------ THE DATA ------

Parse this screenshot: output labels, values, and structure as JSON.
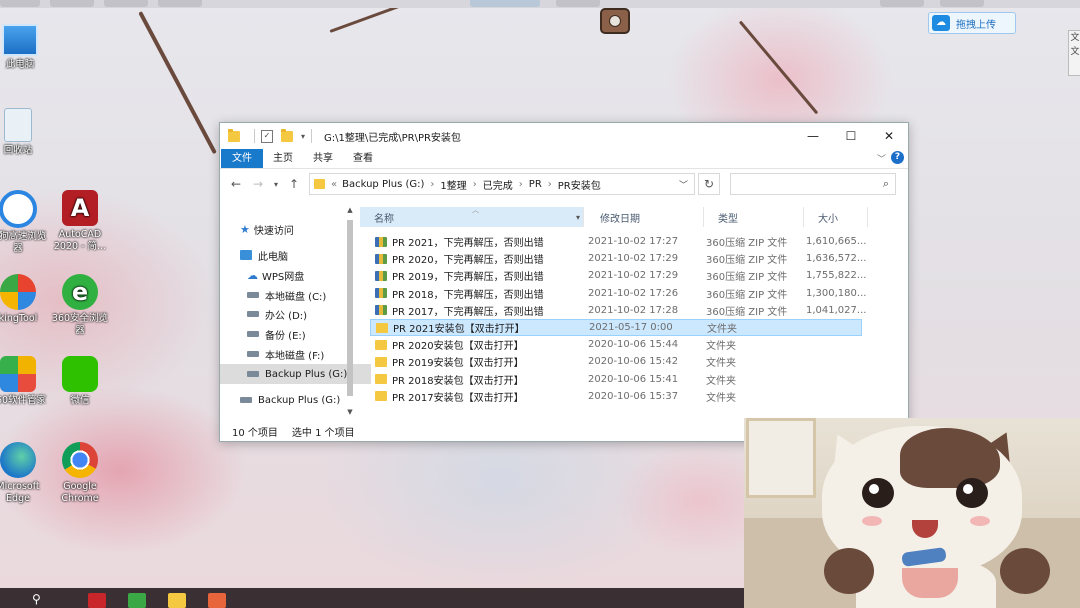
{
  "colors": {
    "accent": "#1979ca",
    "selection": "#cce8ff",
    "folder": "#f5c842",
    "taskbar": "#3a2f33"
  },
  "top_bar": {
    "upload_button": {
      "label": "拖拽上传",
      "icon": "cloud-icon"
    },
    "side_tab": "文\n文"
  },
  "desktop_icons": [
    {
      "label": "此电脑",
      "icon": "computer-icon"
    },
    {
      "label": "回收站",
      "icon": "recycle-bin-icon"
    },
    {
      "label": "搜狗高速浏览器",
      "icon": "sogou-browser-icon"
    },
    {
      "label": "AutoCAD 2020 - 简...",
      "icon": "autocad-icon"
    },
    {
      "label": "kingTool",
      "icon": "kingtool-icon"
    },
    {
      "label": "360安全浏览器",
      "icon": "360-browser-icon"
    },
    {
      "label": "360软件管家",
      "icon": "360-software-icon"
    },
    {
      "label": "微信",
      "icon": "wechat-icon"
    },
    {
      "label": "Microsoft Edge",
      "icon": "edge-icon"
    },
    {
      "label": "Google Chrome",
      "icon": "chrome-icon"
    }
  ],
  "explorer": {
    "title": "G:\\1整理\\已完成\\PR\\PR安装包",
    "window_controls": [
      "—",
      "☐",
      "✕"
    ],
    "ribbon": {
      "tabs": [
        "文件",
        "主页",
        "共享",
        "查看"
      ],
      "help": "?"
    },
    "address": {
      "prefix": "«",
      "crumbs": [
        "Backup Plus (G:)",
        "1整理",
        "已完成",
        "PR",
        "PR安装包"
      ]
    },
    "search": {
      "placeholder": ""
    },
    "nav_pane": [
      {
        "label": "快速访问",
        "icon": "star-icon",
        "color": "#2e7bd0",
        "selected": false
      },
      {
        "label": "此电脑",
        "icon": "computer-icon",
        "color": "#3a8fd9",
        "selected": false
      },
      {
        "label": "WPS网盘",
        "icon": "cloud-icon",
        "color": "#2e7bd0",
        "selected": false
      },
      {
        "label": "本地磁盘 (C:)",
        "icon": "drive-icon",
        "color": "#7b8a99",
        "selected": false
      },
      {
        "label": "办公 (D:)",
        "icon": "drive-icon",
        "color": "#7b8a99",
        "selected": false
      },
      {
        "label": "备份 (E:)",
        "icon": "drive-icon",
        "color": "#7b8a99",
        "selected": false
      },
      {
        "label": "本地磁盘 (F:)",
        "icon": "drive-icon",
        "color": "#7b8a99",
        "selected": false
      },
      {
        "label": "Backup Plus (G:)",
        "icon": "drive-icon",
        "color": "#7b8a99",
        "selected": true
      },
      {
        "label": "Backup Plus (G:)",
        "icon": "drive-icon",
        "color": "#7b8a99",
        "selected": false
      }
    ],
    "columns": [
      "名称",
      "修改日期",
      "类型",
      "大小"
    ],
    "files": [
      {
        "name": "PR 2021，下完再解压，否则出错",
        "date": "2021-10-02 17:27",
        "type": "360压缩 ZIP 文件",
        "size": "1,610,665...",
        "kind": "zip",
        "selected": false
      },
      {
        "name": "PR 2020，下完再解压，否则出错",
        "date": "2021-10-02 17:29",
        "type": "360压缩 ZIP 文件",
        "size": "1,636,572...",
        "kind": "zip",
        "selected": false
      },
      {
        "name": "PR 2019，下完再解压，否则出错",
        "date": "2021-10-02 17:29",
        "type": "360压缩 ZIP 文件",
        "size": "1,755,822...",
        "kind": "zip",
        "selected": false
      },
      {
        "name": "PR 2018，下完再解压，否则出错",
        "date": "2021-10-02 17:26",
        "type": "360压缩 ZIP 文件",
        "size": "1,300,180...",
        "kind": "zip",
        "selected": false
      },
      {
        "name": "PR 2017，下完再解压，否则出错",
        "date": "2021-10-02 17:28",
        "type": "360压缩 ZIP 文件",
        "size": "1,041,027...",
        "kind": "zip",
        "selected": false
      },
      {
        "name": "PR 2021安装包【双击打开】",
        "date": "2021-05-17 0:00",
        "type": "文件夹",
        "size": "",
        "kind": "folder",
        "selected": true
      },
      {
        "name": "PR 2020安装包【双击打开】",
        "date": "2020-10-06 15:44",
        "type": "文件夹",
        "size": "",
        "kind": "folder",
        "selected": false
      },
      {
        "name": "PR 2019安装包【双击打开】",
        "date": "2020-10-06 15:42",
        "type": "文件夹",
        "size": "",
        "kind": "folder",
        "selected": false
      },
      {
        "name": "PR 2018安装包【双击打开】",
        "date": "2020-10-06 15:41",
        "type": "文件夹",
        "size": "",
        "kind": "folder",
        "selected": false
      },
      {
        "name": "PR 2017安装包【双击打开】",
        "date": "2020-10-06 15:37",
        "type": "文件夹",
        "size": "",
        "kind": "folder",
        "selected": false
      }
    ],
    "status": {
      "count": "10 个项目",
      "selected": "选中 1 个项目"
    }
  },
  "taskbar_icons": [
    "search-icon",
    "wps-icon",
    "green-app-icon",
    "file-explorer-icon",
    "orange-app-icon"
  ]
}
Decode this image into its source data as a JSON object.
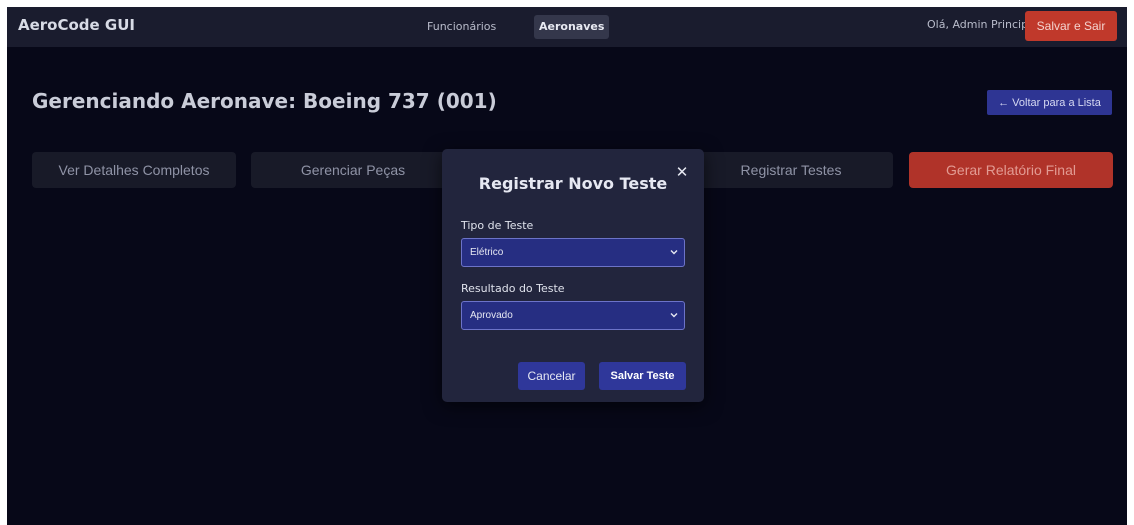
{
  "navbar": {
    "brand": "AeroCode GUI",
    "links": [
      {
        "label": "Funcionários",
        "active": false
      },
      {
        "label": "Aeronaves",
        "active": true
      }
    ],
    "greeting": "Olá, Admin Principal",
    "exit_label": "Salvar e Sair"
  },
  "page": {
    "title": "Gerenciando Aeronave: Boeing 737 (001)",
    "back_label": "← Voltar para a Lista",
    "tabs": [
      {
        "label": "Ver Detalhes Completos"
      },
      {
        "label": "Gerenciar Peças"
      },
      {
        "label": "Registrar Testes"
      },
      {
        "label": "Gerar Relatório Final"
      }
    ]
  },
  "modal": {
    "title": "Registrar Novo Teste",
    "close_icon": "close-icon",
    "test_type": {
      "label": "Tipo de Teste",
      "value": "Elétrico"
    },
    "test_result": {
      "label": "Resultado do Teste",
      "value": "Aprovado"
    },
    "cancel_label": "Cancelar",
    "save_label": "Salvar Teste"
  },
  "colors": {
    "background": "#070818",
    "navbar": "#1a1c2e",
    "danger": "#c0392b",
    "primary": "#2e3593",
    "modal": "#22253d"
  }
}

------

### PROBLEM DESCRIPTION
Reproduce the whole listing word for word, setting aside any pictures.

### REPLY TO THE EXERCISE
Parse this screenshot: output labels, values, and structure as JSON.
{
  "colors": {
    "accent": "#1979ca",
    "selection": "#cce8ff",
    "folder": "#f5c842",
    "taskbar": "#3a2f33"
  },
  "top_bar": {
    "upload_button": {
      "label": "拖拽上传",
      "icon": "cloud-icon"
    },
    "side_tab": "文\n文"
  },
  "desktop_icons": [
    {
      "label": "此电脑",
      "icon": "computer-icon"
    },
    {
      "label": "回收站",
      "icon": "recycle-bin-icon"
    },
    {
      "label": "搜狗高速浏览器",
      "icon": "sogou-browser-icon"
    },
    {
      "label": "AutoCAD 2020 - 简...",
      "icon": "autocad-icon"
    },
    {
      "label": "kingTool",
      "icon": "kingtool-icon"
    },
    {
      "label": "360安全浏览器",
      "icon": "360-browser-icon"
    },
    {
      "label": "360软件管家",
      "icon": "360-software-icon"
    },
    {
      "label": "微信",
      "icon": "wechat-icon"
    },
    {
      "label": "Microsoft Edge",
      "icon": "edge-icon"
    },
    {
      "label": "Google Chrome",
      "icon": "chrome-icon"
    }
  ],
  "explorer": {
    "title": "G:\\1整理\\已完成\\PR\\PR安装包",
    "window_controls": [
      "—",
      "☐",
      "✕"
    ],
    "ribbon": {
      "tabs": [
        "文件",
        "主页",
        "共享",
        "查看"
      ],
      "help": "?"
    },
    "address": {
      "prefix": "«",
      "crumbs": [
        "Backup Plus (G:)",
        "1整理",
        "已完成",
        "PR",
        "PR安装包"
      ]
    },
    "search": {
      "placeholder": ""
    },
    "nav_pane": [
      {
        "label": "快速访问",
        "icon": "star-icon",
        "color": "#2e7bd0",
        "selected": false
      },
      {
        "label": "此电脑",
        "icon": "computer-icon",
        "color": "#3a8fd9",
        "selected": false
      },
      {
        "label": "WPS网盘",
        "icon": "cloud-icon",
        "color": "#2e7bd0",
        "selected": false
      },
      {
        "label": "本地磁盘 (C:)",
        "icon": "drive-icon",
        "color": "#7b8a99",
        "selected": false
      },
      {
        "label": "办公 (D:)",
        "icon": "drive-icon",
        "color": "#7b8a99",
        "selected": false
      },
      {
        "label": "备份 (E:)",
        "icon": "drive-icon",
        "color": "#7b8a99",
        "selected": false
      },
      {
        "label": "本地磁盘 (F:)",
        "icon": "drive-icon",
        "color": "#7b8a99",
        "selected": false
      },
      {
        "label": "Backup Plus (G:)",
        "icon": "drive-icon",
        "color": "#7b8a99",
        "selected": true
      },
      {
        "label": "Backup Plus (G:)",
        "icon": "drive-icon",
        "color": "#7b8a99",
        "selected": false
      }
    ],
    "columns": [
      "名称",
      "修改日期",
      "类型",
      "大小"
    ],
    "files": [
      {
        "name": "PR 2021，下完再解压，否则出错",
        "date": "2021-10-02 17:27",
        "type": "360压缩 ZIP 文件",
        "size": "1,610,665...",
        "kind": "zip",
        "selected": false
      },
      {
        "name": "PR 2020，下完再解压，否则出错",
        "date": "2021-10-02 17:29",
        "type": "360压缩 ZIP 文件",
        "size": "1,636,572...",
        "kind": "zip",
        "selected": false
      },
      {
        "name": "PR 2019，下完再解压，否则出错",
        "date": "2021-10-02 17:29",
        "type": "360压缩 ZIP 文件",
        "size": "1,755,822...",
        "kind": "zip",
        "selected": false
      },
      {
        "name": "PR 2018，下完再解压，否则出错",
        "date": "2021-10-02 17:26",
        "type": "360压缩 ZIP 文件",
        "size": "1,300,180...",
        "kind": "zip",
        "selected": false
      },
      {
        "name": "PR 2017，下完再解压，否则出错",
        "date": "2021-10-02 17:28",
        "type": "360压缩 ZIP 文件",
        "size": "1,041,027...",
        "kind": "zip",
        "selected": false
      },
      {
        "name": "PR 2021安装包【双击打开】",
        "date": "2021-05-17 0:00",
        "type": "文件夹",
        "size": "",
        "kind": "folder",
        "selected": true
      },
      {
        "name": "PR 2020安装包【双击打开】",
        "date": "2020-10-06 15:44",
        "type": "文件夹",
        "size": "",
        "kind": "folder",
        "selected": false
      },
      {
        "name": "PR 2019安装包【双击打开】",
        "date": "2020-10-06 15:42",
        "type": "文件夹",
        "size": "",
        "kind": "folder",
        "selected": false
      },
      {
        "name": "PR 2018安装包【双击打开】",
        "date": "2020-10-06 15:41",
        "type": "文件夹",
        "size": "",
        "kind": "folder",
        "selected": false
      },
      {
        "name": "PR 2017安装包【双击打开】",
        "date": "2020-10-06 15:37",
        "type": "文件夹",
        "size": "",
        "kind": "folder",
        "selected": false
      }
    ],
    "status": {
      "count": "10 个项目",
      "selected": "选中 1 个项目"
    }
  },
  "taskbar_icons": [
    "search-icon",
    "wps-icon",
    "green-app-icon",
    "file-explorer-icon",
    "orange-app-icon"
  ]
}
Decode this image into its source data as a JSON object.
{
  "navbar": {
    "brand": "AeroCode GUI",
    "links": [
      {
        "label": "Funcionários",
        "active": false
      },
      {
        "label": "Aeronaves",
        "active": true
      }
    ],
    "greeting": "Olá, Admin Principal",
    "exit_label": "Salvar e Sair"
  },
  "page": {
    "title": "Gerenciando Aeronave: Boeing 737 (001)",
    "back_label": "← Voltar para a Lista",
    "tabs": [
      {
        "label": "Ver Detalhes Completos"
      },
      {
        "label": "Gerenciar Peças"
      },
      {
        "label": "Registrar Testes"
      },
      {
        "label": "Gerar Relatório Final"
      }
    ]
  },
  "modal": {
    "title": "Registrar Novo Teste",
    "close_icon": "close-icon",
    "test_type": {
      "label": "Tipo de Teste",
      "value": "Elétrico"
    },
    "test_result": {
      "label": "Resultado do Teste",
      "value": "Aprovado"
    },
    "cancel_label": "Cancelar",
    "save_label": "Salvar Teste"
  },
  "colors": {
    "background": "#070818",
    "navbar": "#1a1c2e",
    "danger": "#c0392b",
    "primary": "#2e3593",
    "modal": "#22253d"
  }
}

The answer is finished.